::: Materials provided

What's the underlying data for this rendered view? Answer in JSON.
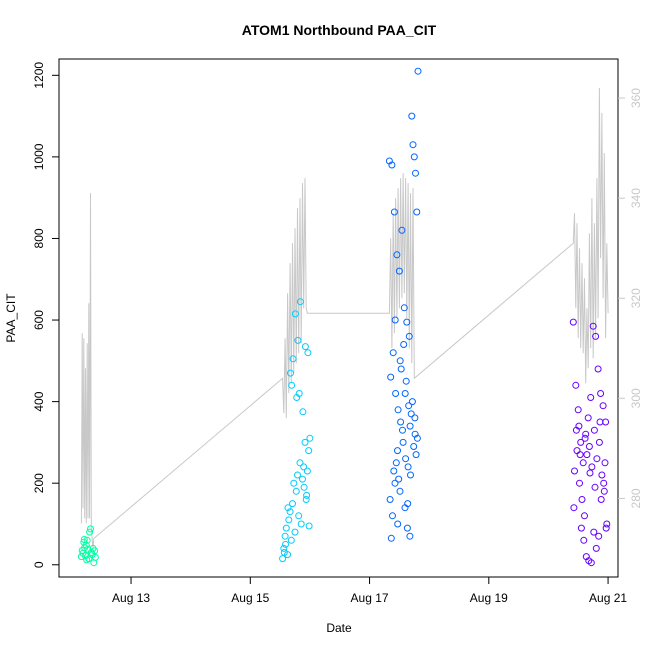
{
  "chart_data": {
    "type": "scatter",
    "title": "ATOM1 Northbound PAA_CIT",
    "xlabel": "Date",
    "ylabel": "PAA_CIT",
    "x_axis_type": "date",
    "xlim": [
      "2016-08-11T19:00",
      "2016-08-21T04:00"
    ],
    "ylim": [
      -30,
      1240
    ],
    "x_ticks": [
      {
        "label": "Aug 13",
        "date": "2016-08-13"
      },
      {
        "label": "Aug 15",
        "date": "2016-08-15"
      },
      {
        "label": "Aug 17",
        "date": "2016-08-17"
      },
      {
        "label": "Aug 19",
        "date": "2016-08-19"
      },
      {
        "label": "Aug 21",
        "date": "2016-08-21"
      }
    ],
    "y_ticks": [
      0,
      200,
      400,
      600,
      800,
      1000,
      1200
    ],
    "secondary_y": {
      "ylim": [
        264.3,
        367.8
      ],
      "ticks": [
        280,
        300,
        320,
        340,
        360
      ],
      "color": "#c8c8c8"
    },
    "grid": false,
    "legend": "none",
    "series": [
      {
        "color": "#00ffa2",
        "points": [
          [
            "2016-08-12T04:00",
            20
          ],
          [
            "2016-08-12T04:20",
            35
          ],
          [
            "2016-08-12T04:40",
            28
          ],
          [
            "2016-08-12T05:00",
            55
          ],
          [
            "2016-08-12T05:20",
            42
          ],
          [
            "2016-08-12T05:40",
            22
          ],
          [
            "2016-08-12T06:00",
            48
          ],
          [
            "2016-08-12T06:20",
            60
          ],
          [
            "2016-08-12T06:40",
            38
          ],
          [
            "2016-08-12T07:00",
            15
          ],
          [
            "2016-08-12T07:20",
            80
          ],
          [
            "2016-08-12T07:40",
            88
          ],
          [
            "2016-08-12T08:00",
            30
          ],
          [
            "2016-08-12T08:20",
            25
          ],
          [
            "2016-08-12T08:40",
            40
          ],
          [
            "2016-08-12T09:00",
            5
          ],
          [
            "2016-08-12T09:20",
            34
          ],
          [
            "2016-08-12T09:40",
            18
          ],
          [
            "2016-08-12T05:10",
            62
          ],
          [
            "2016-08-12T06:10",
            12
          ]
        ]
      },
      {
        "color": "#00ccff",
        "points": [
          [
            "2016-08-15T13:00",
            15
          ],
          [
            "2016-08-15T13:30",
            40
          ],
          [
            "2016-08-15T14:00",
            70
          ],
          [
            "2016-08-15T14:30",
            90
          ],
          [
            "2016-08-15T15:00",
            25
          ],
          [
            "2016-08-15T15:30",
            110
          ],
          [
            "2016-08-15T16:00",
            130
          ],
          [
            "2016-08-15T16:30",
            60
          ],
          [
            "2016-08-15T17:00",
            150
          ],
          [
            "2016-08-15T17:30",
            200
          ],
          [
            "2016-08-15T18:00",
            80
          ],
          [
            "2016-08-15T18:30",
            180
          ],
          [
            "2016-08-15T19:00",
            220
          ],
          [
            "2016-08-15T19:30",
            120
          ],
          [
            "2016-08-15T20:00",
            250
          ],
          [
            "2016-08-15T20:30",
            100
          ],
          [
            "2016-08-15T21:00",
            210
          ],
          [
            "2016-08-15T21:30",
            240
          ],
          [
            "2016-08-15T22:00",
            300
          ],
          [
            "2016-08-15T22:30",
            160
          ],
          [
            "2016-08-15T23:00",
            230
          ],
          [
            "2016-08-15T23:30",
            280
          ],
          [
            "2016-08-16T00:00",
            310
          ],
          [
            "2016-08-15T16:10",
            470
          ],
          [
            "2016-08-15T17:10",
            505
          ],
          [
            "2016-08-15T18:10",
            615
          ],
          [
            "2016-08-15T19:10",
            550
          ],
          [
            "2016-08-15T20:10",
            645
          ],
          [
            "2016-08-15T21:10",
            375
          ],
          [
            "2016-08-15T22:10",
            535
          ],
          [
            "2016-08-15T23:10",
            520
          ],
          [
            "2016-08-15T16:40",
            440
          ],
          [
            "2016-08-15T19:40",
            420
          ],
          [
            "2016-08-15T18:40",
            410
          ],
          [
            "2016-08-15T14:10",
            50
          ],
          [
            "2016-08-15T15:10",
            140
          ],
          [
            "2016-08-15T21:40",
            190
          ],
          [
            "2016-08-15T22:40",
            170
          ],
          [
            "2016-08-15T13:40",
            30
          ],
          [
            "2016-08-15T23:40",
            95
          ]
        ]
      },
      {
        "color": "#0066ff",
        "points": [
          [
            "2016-08-17T08:00",
            990
          ],
          [
            "2016-08-17T09:00",
            980
          ],
          [
            "2016-08-17T10:00",
            865
          ],
          [
            "2016-08-17T11:00",
            760
          ],
          [
            "2016-08-17T12:00",
            720
          ],
          [
            "2016-08-17T13:00",
            820
          ],
          [
            "2016-08-17T14:00",
            630
          ],
          [
            "2016-08-17T15:00",
            595
          ],
          [
            "2016-08-17T16:00",
            560
          ],
          [
            "2016-08-17T17:00",
            1100
          ],
          [
            "2016-08-17T17:30",
            1030
          ],
          [
            "2016-08-17T18:00",
            1000
          ],
          [
            "2016-08-17T18:30",
            960
          ],
          [
            "2016-08-17T19:00",
            865
          ],
          [
            "2016-08-17T19:30",
            1210
          ],
          [
            "2016-08-17T08:30",
            460
          ],
          [
            "2016-08-17T09:30",
            520
          ],
          [
            "2016-08-17T10:30",
            420
          ],
          [
            "2016-08-17T11:30",
            380
          ],
          [
            "2016-08-17T12:30",
            350
          ],
          [
            "2016-08-17T13:30",
            300
          ],
          [
            "2016-08-17T14:30",
            260
          ],
          [
            "2016-08-17T15:30",
            240
          ],
          [
            "2016-08-17T16:30",
            220
          ],
          [
            "2016-08-17T08:15",
            160
          ],
          [
            "2016-08-17T09:15",
            120
          ],
          [
            "2016-08-17T10:15",
            200
          ],
          [
            "2016-08-17T11:15",
            280
          ],
          [
            "2016-08-17T12:15",
            180
          ],
          [
            "2016-08-17T13:15",
            330
          ],
          [
            "2016-08-17T14:15",
            140
          ],
          [
            "2016-08-17T15:15",
            90
          ],
          [
            "2016-08-17T16:15",
            70
          ],
          [
            "2016-08-17T17:15",
            400
          ],
          [
            "2016-08-17T18:15",
            360
          ],
          [
            "2016-08-17T19:15",
            310
          ],
          [
            "2016-08-17T08:45",
            65
          ],
          [
            "2016-08-17T09:45",
            230
          ],
          [
            "2016-08-17T10:45",
            250
          ],
          [
            "2016-08-17T11:45",
            210
          ],
          [
            "2016-08-17T12:45",
            480
          ],
          [
            "2016-08-17T13:45",
            540
          ],
          [
            "2016-08-17T14:45",
            450
          ],
          [
            "2016-08-17T15:45",
            390
          ],
          [
            "2016-08-17T16:45",
            370
          ],
          [
            "2016-08-17T17:45",
            290
          ],
          [
            "2016-08-17T18:45",
            270
          ],
          [
            "2016-08-17T10:20",
            600
          ],
          [
            "2016-08-17T12:20",
            500
          ],
          [
            "2016-08-17T14:20",
            420
          ],
          [
            "2016-08-17T16:20",
            340
          ],
          [
            "2016-08-17T18:20",
            320
          ],
          [
            "2016-08-17T11:20",
            100
          ],
          [
            "2016-08-17T15:20",
            150
          ]
        ]
      },
      {
        "color": "#6600ff",
        "points": [
          [
            "2016-08-20T10:00",
            595
          ],
          [
            "2016-08-20T11:00",
            440
          ],
          [
            "2016-08-20T12:00",
            380
          ],
          [
            "2016-08-20T13:00",
            300
          ],
          [
            "2016-08-20T14:00",
            250
          ],
          [
            "2016-08-20T15:00",
            320
          ],
          [
            "2016-08-20T16:00",
            360
          ],
          [
            "2016-08-20T17:00",
            410
          ],
          [
            "2016-08-20T18:00",
            585
          ],
          [
            "2016-08-20T19:00",
            560
          ],
          [
            "2016-08-20T20:00",
            480
          ],
          [
            "2016-08-20T21:00",
            420
          ],
          [
            "2016-08-20T22:00",
            390
          ],
          [
            "2016-08-20T23:00",
            350
          ],
          [
            "2016-08-20T10:30",
            230
          ],
          [
            "2016-08-20T11:30",
            280
          ],
          [
            "2016-08-20T12:30",
            200
          ],
          [
            "2016-08-20T13:30",
            160
          ],
          [
            "2016-08-20T14:30",
            120
          ],
          [
            "2016-08-20T15:30",
            270
          ],
          [
            "2016-08-20T16:30",
            290
          ],
          [
            "2016-08-20T17:30",
            240
          ],
          [
            "2016-08-20T18:30",
            330
          ],
          [
            "2016-08-20T19:30",
            260
          ],
          [
            "2016-08-20T20:30",
            300
          ],
          [
            "2016-08-20T21:30",
            220
          ],
          [
            "2016-08-20T22:30",
            180
          ],
          [
            "2016-08-20T23:30",
            100
          ],
          [
            "2016-08-20T10:15",
            140
          ],
          [
            "2016-08-20T11:15",
            330
          ],
          [
            "2016-08-20T12:15",
            340
          ],
          [
            "2016-08-20T13:15",
            90
          ],
          [
            "2016-08-20T14:15",
            60
          ],
          [
            "2016-08-20T15:15",
            20
          ],
          [
            "2016-08-20T16:15",
            10
          ],
          [
            "2016-08-20T17:15",
            5
          ],
          [
            "2016-08-20T18:15",
            80
          ],
          [
            "2016-08-20T19:15",
            40
          ],
          [
            "2016-08-20T20:15",
            70
          ],
          [
            "2016-08-20T21:15",
            160
          ],
          [
            "2016-08-20T22:15",
            200
          ],
          [
            "2016-08-20T23:15",
            90
          ],
          [
            "2016-08-20T12:45",
            270
          ],
          [
            "2016-08-20T14:45",
            310
          ],
          [
            "2016-08-20T16:45",
            225
          ],
          [
            "2016-08-20T18:45",
            190
          ],
          [
            "2016-08-20T20:45",
            350
          ],
          [
            "2016-08-20T22:45",
            250
          ]
        ]
      }
    ],
    "secondary_line": {
      "color": "#c8c8c8",
      "points": [
        [
          "2016-08-12T04:00",
          275
        ],
        [
          "2016-08-12T04:20",
          313
        ],
        [
          "2016-08-12T04:40",
          278
        ],
        [
          "2016-08-12T05:00",
          312
        ],
        [
          "2016-08-12T05:20",
          276
        ],
        [
          "2016-08-12T05:40",
          306
        ],
        [
          "2016-08-12T06:00",
          275
        ],
        [
          "2016-08-12T06:20",
          311
        ],
        [
          "2016-08-12T06:40",
          276
        ],
        [
          "2016-08-12T07:00",
          319
        ],
        [
          "2016-08-12T07:20",
          276
        ],
        [
          "2016-08-12T07:40",
          341
        ],
        [
          "2016-08-12T08:00",
          274
        ],
        [
          "2016-08-12T08:20",
          272
        ],
        [
          "2016-08-12T08:40",
          270
        ],
        [
          "2016-08-12T09:00",
          272
        ],
        [
          "2016-08-15T13:00",
          304
        ],
        [
          "2016-08-15T13:30",
          297
        ],
        [
          "2016-08-15T14:00",
          312
        ],
        [
          "2016-08-15T14:30",
          296
        ],
        [
          "2016-08-15T15:00",
          321
        ],
        [
          "2016-08-15T15:30",
          301
        ],
        [
          "2016-08-15T16:00",
          327
        ],
        [
          "2016-08-15T16:30",
          303
        ],
        [
          "2016-08-15T17:00",
          331
        ],
        [
          "2016-08-15T17:30",
          305
        ],
        [
          "2016-08-15T18:00",
          334
        ],
        [
          "2016-08-15T18:30",
          307
        ],
        [
          "2016-08-15T19:00",
          338
        ],
        [
          "2016-08-15T19:30",
          309
        ],
        [
          "2016-08-15T20:00",
          340
        ],
        [
          "2016-08-15T20:30",
          311
        ],
        [
          "2016-08-15T21:00",
          343
        ],
        [
          "2016-08-15T21:30",
          318
        ],
        [
          "2016-08-15T22:00",
          344
        ],
        [
          "2016-08-15T22:30",
          318
        ],
        [
          "2016-08-15T23:00",
          317
        ],
        [
          "2016-08-17T08:00",
          317
        ],
        [
          "2016-08-17T08:30",
          332
        ],
        [
          "2016-08-17T09:00",
          310
        ],
        [
          "2016-08-17T09:30",
          337
        ],
        [
          "2016-08-17T10:00",
          313
        ],
        [
          "2016-08-17T10:30",
          340
        ],
        [
          "2016-08-17T11:00",
          316
        ],
        [
          "2016-08-17T11:30",
          342
        ],
        [
          "2016-08-17T12:00",
          318
        ],
        [
          "2016-08-17T12:30",
          344
        ],
        [
          "2016-08-17T13:00",
          320
        ],
        [
          "2016-08-17T13:30",
          345
        ],
        [
          "2016-08-17T14:00",
          321
        ],
        [
          "2016-08-17T14:30",
          344
        ],
        [
          "2016-08-17T15:00",
          316
        ],
        [
          "2016-08-17T15:30",
          343
        ],
        [
          "2016-08-17T16:00",
          310
        ],
        [
          "2016-08-17T16:30",
          341
        ],
        [
          "2016-08-17T17:00",
          307
        ],
        [
          "2016-08-17T17:30",
          342
        ],
        [
          "2016-08-17T18:00",
          304
        ],
        [
          "2016-08-20T10:00",
          331
        ],
        [
          "2016-08-20T10:30",
          337
        ],
        [
          "2016-08-20T11:00",
          318
        ],
        [
          "2016-08-20T11:30",
          335
        ],
        [
          "2016-08-20T12:00",
          312
        ],
        [
          "2016-08-20T12:30",
          330
        ],
        [
          "2016-08-20T13:00",
          310
        ],
        [
          "2016-08-20T13:30",
          327
        ],
        [
          "2016-08-20T14:00",
          309
        ],
        [
          "2016-08-20T14:30",
          324
        ],
        [
          "2016-08-20T15:00",
          303
        ],
        [
          "2016-08-20T15:30",
          318
        ],
        [
          "2016-08-20T16:00",
          306
        ],
        [
          "2016-08-20T16:30",
          333
        ],
        [
          "2016-08-20T17:00",
          310
        ],
        [
          "2016-08-20T17:30",
          340
        ],
        [
          "2016-08-20T18:00",
          308
        ],
        [
          "2016-08-20T18:30",
          335
        ],
        [
          "2016-08-20T19:00",
          312
        ],
        [
          "2016-08-20T19:30",
          344
        ],
        [
          "2016-08-20T20:00",
          316
        ],
        [
          "2016-08-20T20:30",
          362
        ],
        [
          "2016-08-20T21:00",
          328
        ],
        [
          "2016-08-20T21:30",
          357
        ],
        [
          "2016-08-20T22:00",
          320
        ],
        [
          "2016-08-20T22:30",
          349
        ],
        [
          "2016-08-20T23:00",
          312
        ],
        [
          "2016-08-20T23:30",
          331
        ],
        [
          "2016-08-21T00:00",
          317
        ]
      ]
    }
  }
}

::::::

**Exercise details:**
Show, from the material above, each line that includes the string "color".

**In response:**
      "color": "#c8c8c8"
        "color": "#00ffa2",
        "color": "#00ccff",
        "color": "#0066ff",
        "color": "#6600ff",
      "color": "#c8c8c8",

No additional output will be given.